(BRIEF): Transcribe all the entries word for word, but omit the images.

(AVAILABLE DATA):
▬▬▬▬▬▬
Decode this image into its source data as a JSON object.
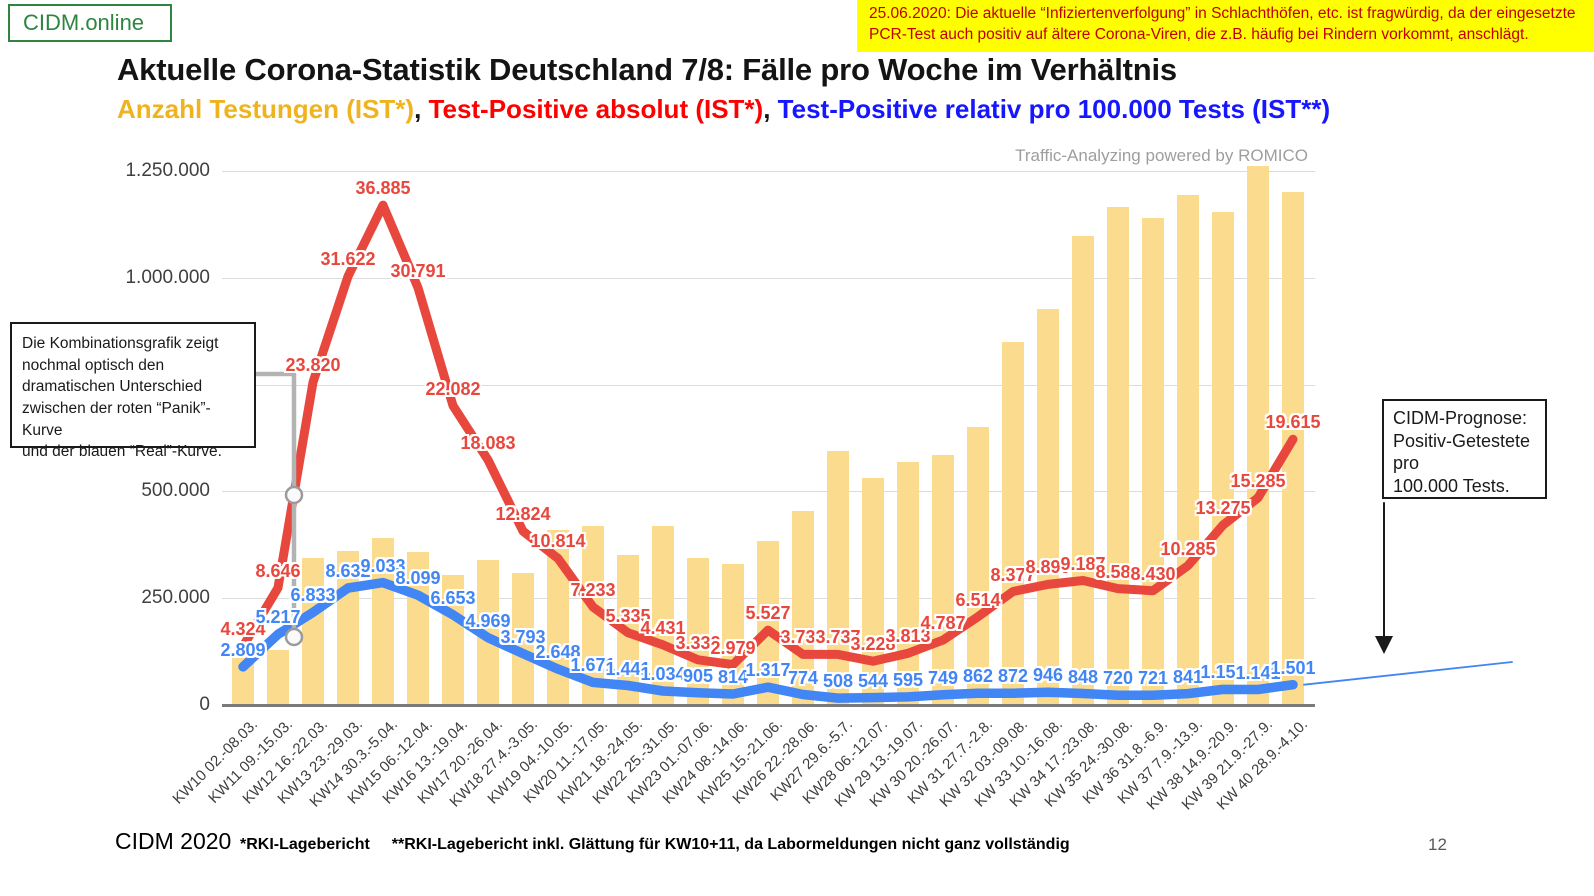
{
  "logo": {
    "text": "CIDM.online"
  },
  "banner": {
    "text": "25.06.2020: Die aktuelle “Infiziertenverfolgung” in Schlachthöfen, etc. ist fragwürdig, da der eingesetzte PCR-Test auch positiv auf ältere Corona-Viren, die z.B. häufig bei Rindern vorkommt, anschlägt."
  },
  "title": "Aktuelle Corona-Statistik Deutschland 7/8: Fälle pro Woche im Verhältnis",
  "subtitle": {
    "part1": "Anzahl Testungen (IST*)",
    "sep1": ", ",
    "part2": "Test-Positive absolut (IST*)",
    "sep2": ", ",
    "part3": "Test-Positive relativ pro 100.000 Tests (IST**)"
  },
  "watermark": "Traffic-Analyzing powered by ROMICO",
  "annotation_left": "Die Kombinationsgrafik zeigt\nnochmal optisch den\ndramatischen Unterschied\nzwischen der roten “Panik”-Kurve\nund der blauen “Real”-Kurve.",
  "annotation_right": "CIDM-Prognose:\nPositiv-Getestete\npro\n100.000 Tests.",
  "footer": {
    "brand": "CIDM 2020",
    "note1": "*RKI-Lagebericht",
    "note2": "**RKI-Lagebericht inkl. Glättung für KW10+11, da Labormeldungen nicht ganz vollständig",
    "page": "12"
  },
  "chart_data": {
    "type": "combo: bar + 2 lines",
    "title": "Aktuelle Corona-Statistik Deutschland 7/8: Fälle pro Woche im Verhältnis",
    "grid": true,
    "legend_position": "in subtitle (colored text)",
    "categories": [
      "KW10 02.-08.03.",
      "KW11 09.-15.03.",
      "KW12 16.-22.03.",
      "KW13 23.-29.03.",
      "KW14 30.3.-5.04.",
      "KW15 06.-12.04.",
      "KW16 13.-19.04.",
      "KW17 20.-26.04.",
      "KW18 27.4.-3.05.",
      "KW19 04.-10.05.",
      "KW20 11.-17.05.",
      "KW21 18.-24.05.",
      "KW22 25.-31.05.",
      "KW23 01.-07.06.",
      "KW24 08.-14.06.",
      "KW25 15.-21.06.",
      "KW26 22.-28.06.",
      "KW27 29.6.-5.7.",
      "KW28 06.-12.07.",
      "KW 29 13.-19.07.",
      "KW 30 20.-26.07.",
      "KW 31 27.7.-2.8.",
      "KW 32 03.-09.08.",
      "KW 33 10.-16.08.",
      "KW 34 17.-23.08.",
      "KW 35 24.-30.08.",
      "KW 36 31.8.-6.9.",
      "KW 37 7.9.-13.9.",
      "KW 38 14.9.-20.9.",
      "KW 39 21.9.-27.9.",
      "KW 40 28.9.-4.10."
    ],
    "left_axis": {
      "ticks": [
        "0",
        "250.000",
        "500.000",
        "750.000",
        "1.000.000",
        "1.250.000"
      ],
      "min": 0,
      "max": 1250000
    },
    "right_axis_hidden": {
      "min": 0,
      "max": 39400,
      "note": "red and blue lines drawn on unlabeled secondary scale"
    },
    "series": [
      {
        "name": "Anzahl Testungen (IST*)",
        "type": "bar",
        "axis": "left",
        "color": "#fbdb8e",
        "labels_shown": false,
        "values": [
          125000,
          130000,
          345000,
          360000,
          390000,
          358000,
          305000,
          340000,
          310000,
          410000,
          420000,
          352000,
          420000,
          345000,
          330000,
          385000,
          455000,
          595000,
          532000,
          570000,
          586000,
          650000,
          850000,
          926000,
          1098000,
          1165000,
          1140000,
          1195000,
          1155000,
          1262000,
          1200000
        ]
      },
      {
        "name": "Test-Positive absolut (IST*)",
        "type": "line",
        "axis": "right",
        "color": "#e8473d",
        "labels_shown": true,
        "values": [
          4324,
          8646,
          23820,
          31622,
          36885,
          30791,
          22082,
          18083,
          12824,
          10814,
          7233,
          5335,
          4431,
          3332,
          2979,
          5527,
          3733,
          3737,
          3228,
          3813,
          4787,
          6514,
          8377,
          8899,
          9187,
          8588,
          8430,
          10285,
          13275,
          15285,
          19615
        ]
      },
      {
        "name": "Test-Positive relativ pro 100.000 Tests (IST**)",
        "type": "line",
        "axis": "right",
        "color": "#4285f4",
        "labels_shown": true,
        "values": [
          2809,
          5217,
          6833,
          8632,
          9033,
          8099,
          6653,
          4969,
          3793,
          2648,
          1671,
          1441,
          1034,
          905,
          814,
          1317,
          774,
          508,
          544,
          595,
          749,
          862,
          872,
          946,
          848,
          720,
          721,
          841,
          1151,
          1141,
          1501
        ]
      }
    ],
    "annotations": {
      "gray_marker": "bracket from left note box to two circle markers at KW11/KW12 (Glättung KW10+11)",
      "prognosis": "thin blue line extending beyond KW40 to the right (CIDM-Prognose)",
      "arrow": "black arrow from CIDM-Prognose box down to prognosis line"
    }
  }
}
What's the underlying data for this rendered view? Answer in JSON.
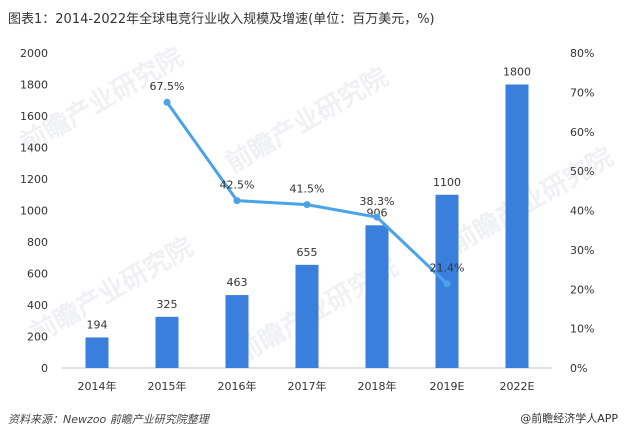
{
  "title": "图表1：2014-2022年全球电竞行业收入规模及增速(单位：百万美元，%)",
  "source": "资料来源：Newzoo 前瞻产业研究院整理",
  "watermark_brand": "@前瞻经济学人APP",
  "watermark_text": "前瞻产业研究院",
  "chart_data": {
    "type": "bar",
    "categories": [
      "2014年",
      "2015年",
      "2016年",
      "2017年",
      "2018年",
      "2019E",
      "2022E"
    ],
    "series": [
      {
        "type": "bar",
        "values": [
          194,
          325,
          463,
          655,
          906,
          1100,
          1800
        ],
        "labels": [
          "194",
          "325",
          "463",
          "655",
          "906",
          "1100",
          "1800"
        ],
        "color": "#3b7fdd",
        "axis": "left"
      },
      {
        "type": "line",
        "values": [
          null,
          67.5,
          42.5,
          41.5,
          38.3,
          21.4,
          null
        ],
        "labels": [
          "",
          "67.5%",
          "42.5%",
          "41.5%",
          "38.3%",
          "21.4%",
          ""
        ],
        "color": "#4aa3e8",
        "axis": "right"
      }
    ],
    "ylim_left": [
      0,
      2000
    ],
    "yticks_left": [
      "0",
      "200",
      "400",
      "600",
      "800",
      "1000",
      "1200",
      "1400",
      "1600",
      "1800",
      "2000"
    ],
    "ylim_right": [
      0,
      80
    ],
    "yticks_right": [
      "0%",
      "10%",
      "20%",
      "30%",
      "40%",
      "50%",
      "60%",
      "70%",
      "80%"
    ],
    "grid": false,
    "legend": "none"
  }
}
▬▬▬▬▬▬
(EXERCISE ANSWER):
Decode this image into its source data as a JSON object.
{
  "logo": {
    "text": "CIDM.online"
  },
  "banner": {
    "text": "25.06.2020: Die aktuelle “Infiziertenverfolgung” in Schlachthöfen, etc. ist fragwürdig, da der eingesetzte PCR-Test auch positiv auf ältere Corona-Viren, die z.B. häufig bei Rindern vorkommt, anschlägt."
  },
  "title": "Aktuelle Corona-Statistik Deutschland 7/8: Fälle pro Woche im Verhältnis",
  "subtitle": {
    "part1": "Anzahl Testungen (IST*)",
    "sep1": ", ",
    "part2": "Test-Positive absolut (IST*)",
    "sep2": ", ",
    "part3": "Test-Positive relativ pro 100.000 Tests (IST**)"
  },
  "watermark": "Traffic-Analyzing powered by ROMICO",
  "annotation_left": "Die Kombinationsgrafik zeigt\nnochmal optisch den\ndramatischen Unterschied\nzwischen der roten “Panik”-Kurve\nund der blauen “Real”-Kurve.",
  "annotation_right": "CIDM-Prognose:\nPositiv-Getestete\npro\n100.000 Tests.",
  "footer": {
    "brand": "CIDM 2020",
    "note1": "*RKI-Lagebericht",
    "note2": "**RKI-Lagebericht inkl. Glättung für KW10+11, da Labormeldungen nicht ganz vollständig",
    "page": "12"
  },
  "chart_data": {
    "type": "combo: bar + 2 lines",
    "title": "Aktuelle Corona-Statistik Deutschland 7/8: Fälle pro Woche im Verhältnis",
    "grid": true,
    "legend_position": "in subtitle (colored text)",
    "categories": [
      "KW10 02.-08.03.",
      "KW11 09.-15.03.",
      "KW12 16.-22.03.",
      "KW13 23.-29.03.",
      "KW14 30.3.-5.04.",
      "KW15 06.-12.04.",
      "KW16 13.-19.04.",
      "KW17 20.-26.04.",
      "KW18 27.4.-3.05.",
      "KW19 04.-10.05.",
      "KW20 11.-17.05.",
      "KW21 18.-24.05.",
      "KW22 25.-31.05.",
      "KW23 01.-07.06.",
      "KW24 08.-14.06.",
      "KW25 15.-21.06.",
      "KW26 22.-28.06.",
      "KW27 29.6.-5.7.",
      "KW28 06.-12.07.",
      "KW 29 13.-19.07.",
      "KW 30 20.-26.07.",
      "KW 31 27.7.-2.8.",
      "KW 32 03.-09.08.",
      "KW 33 10.-16.08.",
      "KW 34 17.-23.08.",
      "KW 35 24.-30.08.",
      "KW 36 31.8.-6.9.",
      "KW 37 7.9.-13.9.",
      "KW 38 14.9.-20.9.",
      "KW 39 21.9.-27.9.",
      "KW 40 28.9.-4.10."
    ],
    "left_axis": {
      "ticks": [
        "0",
        "250.000",
        "500.000",
        "750.000",
        "1.000.000",
        "1.250.000"
      ],
      "min": 0,
      "max": 1250000
    },
    "right_axis_hidden": {
      "min": 0,
      "max": 39400,
      "note": "red and blue lines drawn on unlabeled secondary scale"
    },
    "series": [
      {
        "name": "Anzahl Testungen (IST*)",
        "type": "bar",
        "axis": "left",
        "color": "#fbdb8e",
        "labels_shown": false,
        "values": [
          125000,
          130000,
          345000,
          360000,
          390000,
          358000,
          305000,
          340000,
          310000,
          410000,
          420000,
          352000,
          420000,
          345000,
          330000,
          385000,
          455000,
          595000,
          532000,
          570000,
          586000,
          650000,
          850000,
          926000,
          1098000,
          1165000,
          1140000,
          1195000,
          1155000,
          1262000,
          1200000
        ]
      },
      {
        "name": "Test-Positive absolut (IST*)",
        "type": "line",
        "axis": "right",
        "color": "#e8473d",
        "labels_shown": true,
        "values": [
          4324,
          8646,
          23820,
          31622,
          36885,
          30791,
          22082,
          18083,
          12824,
          10814,
          7233,
          5335,
          4431,
          3332,
          2979,
          5527,
          3733,
          3737,
          3228,
          3813,
          4787,
          6514,
          8377,
          8899,
          9187,
          8588,
          8430,
          10285,
          13275,
          15285,
          19615
        ]
      },
      {
        "name": "Test-Positive relativ pro 100.000 Tests (IST**)",
        "type": "line",
        "axis": "right",
        "color": "#4285f4",
        "labels_shown": true,
        "values": [
          2809,
          5217,
          6833,
          8632,
          9033,
          8099,
          6653,
          4969,
          3793,
          2648,
          1671,
          1441,
          1034,
          905,
          814,
          1317,
          774,
          508,
          544,
          595,
          749,
          862,
          872,
          946,
          848,
          720,
          721,
          841,
          1151,
          1141,
          1501
        ]
      }
    ],
    "annotations": {
      "gray_marker": "bracket from left note box to two circle markers at KW11/KW12 (Glättung KW10+11)",
      "prognosis": "thin blue line extending beyond KW40 to the right (CIDM-Prognose)",
      "arrow": "black arrow from CIDM-Prognose box down to prognosis line"
    }
  }
}
What's the underlying data for this rendered view? Answer in JSON.
{
  "title": "图表1：2014-2022年全球电竞行业收入规模及增速(单位：百万美元，%)",
  "source": "资料来源：Newzoo 前瞻产业研究院整理",
  "watermark_brand": "@前瞻经济学人APP",
  "watermark_text": "前瞻产业研究院",
  "chart_data": {
    "type": "bar",
    "categories": [
      "2014年",
      "2015年",
      "2016年",
      "2017年",
      "2018年",
      "2019E",
      "2022E"
    ],
    "series": [
      {
        "type": "bar",
        "values": [
          194,
          325,
          463,
          655,
          906,
          1100,
          1800
        ],
        "labels": [
          "194",
          "325",
          "463",
          "655",
          "906",
          "1100",
          "1800"
        ],
        "color": "#3b7fdd",
        "axis": "left"
      },
      {
        "type": "line",
        "values": [
          null,
          67.5,
          42.5,
          41.5,
          38.3,
          21.4,
          null
        ],
        "labels": [
          "",
          "67.5%",
          "42.5%",
          "41.5%",
          "38.3%",
          "21.4%",
          ""
        ],
        "color": "#4aa3e8",
        "axis": "right"
      }
    ],
    "ylim_left": [
      0,
      2000
    ],
    "yticks_left": [
      "0",
      "200",
      "400",
      "600",
      "800",
      "1000",
      "1200",
      "1400",
      "1600",
      "1800",
      "2000"
    ],
    "ylim_right": [
      0,
      80
    ],
    "yticks_right": [
      "0%",
      "10%",
      "20%",
      "30%",
      "40%",
      "50%",
      "60%",
      "70%",
      "80%"
    ],
    "grid": false,
    "legend": "none"
  }
}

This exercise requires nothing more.